WHAT TO DO:
Would you pull out every line of the material that contains the string "this"?

DATA TO PROCESS:
---
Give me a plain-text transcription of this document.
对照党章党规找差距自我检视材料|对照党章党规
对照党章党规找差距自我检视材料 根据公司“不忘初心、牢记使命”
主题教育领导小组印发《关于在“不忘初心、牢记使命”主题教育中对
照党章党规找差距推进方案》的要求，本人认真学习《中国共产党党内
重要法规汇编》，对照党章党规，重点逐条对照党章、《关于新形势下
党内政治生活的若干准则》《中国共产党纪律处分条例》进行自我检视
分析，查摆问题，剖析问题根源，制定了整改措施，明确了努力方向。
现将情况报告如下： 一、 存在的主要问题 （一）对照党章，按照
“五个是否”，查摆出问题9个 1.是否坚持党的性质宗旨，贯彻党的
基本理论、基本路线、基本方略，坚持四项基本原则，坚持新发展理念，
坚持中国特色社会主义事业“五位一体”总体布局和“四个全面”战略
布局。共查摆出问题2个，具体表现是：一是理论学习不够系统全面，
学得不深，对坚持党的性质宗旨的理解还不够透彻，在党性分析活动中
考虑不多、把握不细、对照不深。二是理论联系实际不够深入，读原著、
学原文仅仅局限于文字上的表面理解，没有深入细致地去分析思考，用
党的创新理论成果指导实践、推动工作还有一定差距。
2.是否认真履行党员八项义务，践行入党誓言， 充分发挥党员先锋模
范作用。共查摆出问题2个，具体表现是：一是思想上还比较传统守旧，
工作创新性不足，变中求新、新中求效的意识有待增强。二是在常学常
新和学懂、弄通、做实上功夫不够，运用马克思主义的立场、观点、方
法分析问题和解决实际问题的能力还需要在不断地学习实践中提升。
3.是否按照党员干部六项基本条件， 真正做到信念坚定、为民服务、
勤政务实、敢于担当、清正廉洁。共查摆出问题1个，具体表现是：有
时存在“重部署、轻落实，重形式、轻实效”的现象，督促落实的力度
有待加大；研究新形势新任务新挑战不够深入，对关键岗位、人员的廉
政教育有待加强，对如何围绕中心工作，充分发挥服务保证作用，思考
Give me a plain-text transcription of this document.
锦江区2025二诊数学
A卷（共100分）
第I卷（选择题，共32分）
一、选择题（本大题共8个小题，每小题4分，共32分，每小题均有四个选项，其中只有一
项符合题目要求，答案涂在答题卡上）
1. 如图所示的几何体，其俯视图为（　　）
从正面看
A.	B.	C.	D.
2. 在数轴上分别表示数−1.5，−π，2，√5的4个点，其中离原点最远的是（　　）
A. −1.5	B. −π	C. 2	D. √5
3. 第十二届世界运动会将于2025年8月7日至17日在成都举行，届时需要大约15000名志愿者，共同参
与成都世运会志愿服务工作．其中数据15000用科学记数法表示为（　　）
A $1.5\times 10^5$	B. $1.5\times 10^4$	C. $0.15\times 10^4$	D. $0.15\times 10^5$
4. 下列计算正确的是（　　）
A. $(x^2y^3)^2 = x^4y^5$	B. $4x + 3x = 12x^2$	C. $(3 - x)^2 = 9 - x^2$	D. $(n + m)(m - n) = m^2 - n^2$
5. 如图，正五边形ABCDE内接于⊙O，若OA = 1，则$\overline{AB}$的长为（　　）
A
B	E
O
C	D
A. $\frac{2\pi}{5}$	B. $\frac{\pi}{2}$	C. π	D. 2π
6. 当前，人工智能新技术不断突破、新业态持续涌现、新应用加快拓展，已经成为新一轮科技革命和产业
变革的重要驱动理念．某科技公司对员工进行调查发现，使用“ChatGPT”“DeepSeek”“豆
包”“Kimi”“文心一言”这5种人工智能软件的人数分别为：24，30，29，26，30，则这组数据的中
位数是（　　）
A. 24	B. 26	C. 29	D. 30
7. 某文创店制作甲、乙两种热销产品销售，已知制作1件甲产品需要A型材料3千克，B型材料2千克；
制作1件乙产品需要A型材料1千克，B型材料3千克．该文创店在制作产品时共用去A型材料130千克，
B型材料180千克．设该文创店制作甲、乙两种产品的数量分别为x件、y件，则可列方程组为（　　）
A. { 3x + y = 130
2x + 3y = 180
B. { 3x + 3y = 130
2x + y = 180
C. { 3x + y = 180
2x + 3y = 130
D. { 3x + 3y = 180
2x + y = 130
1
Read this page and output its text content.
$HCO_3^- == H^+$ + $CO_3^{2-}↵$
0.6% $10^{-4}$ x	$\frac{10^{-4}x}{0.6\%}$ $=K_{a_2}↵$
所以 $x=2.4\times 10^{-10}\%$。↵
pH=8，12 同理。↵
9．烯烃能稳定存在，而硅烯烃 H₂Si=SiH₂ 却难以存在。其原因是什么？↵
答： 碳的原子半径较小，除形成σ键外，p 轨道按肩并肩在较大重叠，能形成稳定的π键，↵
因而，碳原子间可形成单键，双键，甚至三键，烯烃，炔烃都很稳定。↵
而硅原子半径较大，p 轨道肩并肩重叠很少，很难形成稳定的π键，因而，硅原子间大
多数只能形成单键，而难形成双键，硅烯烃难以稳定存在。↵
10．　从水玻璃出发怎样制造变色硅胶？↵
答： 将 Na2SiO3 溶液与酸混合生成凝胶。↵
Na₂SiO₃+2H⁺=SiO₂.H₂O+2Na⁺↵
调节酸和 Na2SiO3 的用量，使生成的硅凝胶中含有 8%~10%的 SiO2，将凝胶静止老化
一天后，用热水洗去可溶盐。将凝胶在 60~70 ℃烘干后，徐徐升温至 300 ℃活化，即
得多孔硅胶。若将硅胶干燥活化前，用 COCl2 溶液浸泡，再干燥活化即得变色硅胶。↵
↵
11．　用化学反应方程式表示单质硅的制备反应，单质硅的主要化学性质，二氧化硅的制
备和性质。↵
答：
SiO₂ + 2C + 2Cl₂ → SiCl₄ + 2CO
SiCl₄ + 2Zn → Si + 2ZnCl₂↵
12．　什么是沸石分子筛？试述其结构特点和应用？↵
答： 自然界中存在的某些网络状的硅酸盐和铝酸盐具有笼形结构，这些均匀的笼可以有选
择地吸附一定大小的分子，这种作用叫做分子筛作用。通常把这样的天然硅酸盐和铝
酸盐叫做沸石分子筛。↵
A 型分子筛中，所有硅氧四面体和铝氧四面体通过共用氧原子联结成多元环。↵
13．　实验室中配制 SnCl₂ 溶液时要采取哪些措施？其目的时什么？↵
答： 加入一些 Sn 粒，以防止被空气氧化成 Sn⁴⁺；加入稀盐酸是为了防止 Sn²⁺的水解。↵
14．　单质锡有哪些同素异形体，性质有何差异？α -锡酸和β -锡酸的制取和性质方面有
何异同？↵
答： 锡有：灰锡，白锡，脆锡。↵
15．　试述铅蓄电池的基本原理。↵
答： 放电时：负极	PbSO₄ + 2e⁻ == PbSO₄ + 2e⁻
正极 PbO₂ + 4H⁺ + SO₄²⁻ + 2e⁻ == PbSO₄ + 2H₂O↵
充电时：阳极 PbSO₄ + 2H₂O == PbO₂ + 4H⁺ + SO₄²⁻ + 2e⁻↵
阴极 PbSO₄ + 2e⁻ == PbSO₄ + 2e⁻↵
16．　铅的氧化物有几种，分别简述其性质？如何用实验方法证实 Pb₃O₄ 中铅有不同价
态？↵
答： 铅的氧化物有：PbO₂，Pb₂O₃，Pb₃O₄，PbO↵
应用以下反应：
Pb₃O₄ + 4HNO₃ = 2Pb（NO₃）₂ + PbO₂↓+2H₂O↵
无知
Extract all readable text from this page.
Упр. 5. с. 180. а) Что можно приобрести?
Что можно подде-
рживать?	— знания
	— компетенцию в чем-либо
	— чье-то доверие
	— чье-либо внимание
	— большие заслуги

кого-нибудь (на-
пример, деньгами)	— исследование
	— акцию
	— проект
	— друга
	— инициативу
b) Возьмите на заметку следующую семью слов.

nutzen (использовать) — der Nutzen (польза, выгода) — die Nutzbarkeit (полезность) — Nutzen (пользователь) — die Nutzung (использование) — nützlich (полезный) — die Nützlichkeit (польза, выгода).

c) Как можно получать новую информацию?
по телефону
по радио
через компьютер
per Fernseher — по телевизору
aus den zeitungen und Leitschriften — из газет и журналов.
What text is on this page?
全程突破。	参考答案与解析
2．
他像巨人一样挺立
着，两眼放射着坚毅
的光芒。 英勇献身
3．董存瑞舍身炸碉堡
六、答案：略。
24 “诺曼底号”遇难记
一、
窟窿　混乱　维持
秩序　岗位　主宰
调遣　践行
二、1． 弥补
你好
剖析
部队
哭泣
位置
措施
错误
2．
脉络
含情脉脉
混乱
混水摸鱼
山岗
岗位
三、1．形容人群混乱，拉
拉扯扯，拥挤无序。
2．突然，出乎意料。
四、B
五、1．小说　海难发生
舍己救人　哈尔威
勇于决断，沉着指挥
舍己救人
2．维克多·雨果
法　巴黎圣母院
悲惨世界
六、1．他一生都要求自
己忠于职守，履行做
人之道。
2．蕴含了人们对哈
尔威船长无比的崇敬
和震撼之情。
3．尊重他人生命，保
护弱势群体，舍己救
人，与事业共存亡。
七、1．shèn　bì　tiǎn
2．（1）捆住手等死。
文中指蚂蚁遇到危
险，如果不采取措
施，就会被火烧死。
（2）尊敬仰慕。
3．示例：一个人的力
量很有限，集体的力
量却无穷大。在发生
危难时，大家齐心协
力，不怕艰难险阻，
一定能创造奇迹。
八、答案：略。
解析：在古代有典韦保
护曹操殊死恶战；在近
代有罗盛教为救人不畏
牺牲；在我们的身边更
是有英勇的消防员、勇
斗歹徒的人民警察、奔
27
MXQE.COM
---
TASK RESPONSE:
Give me a plain-text transcription of this document.
Give me a plain-text transcription of this document.
Read this page and output its text content.
Extract all readable text from this page.
What text is on this page?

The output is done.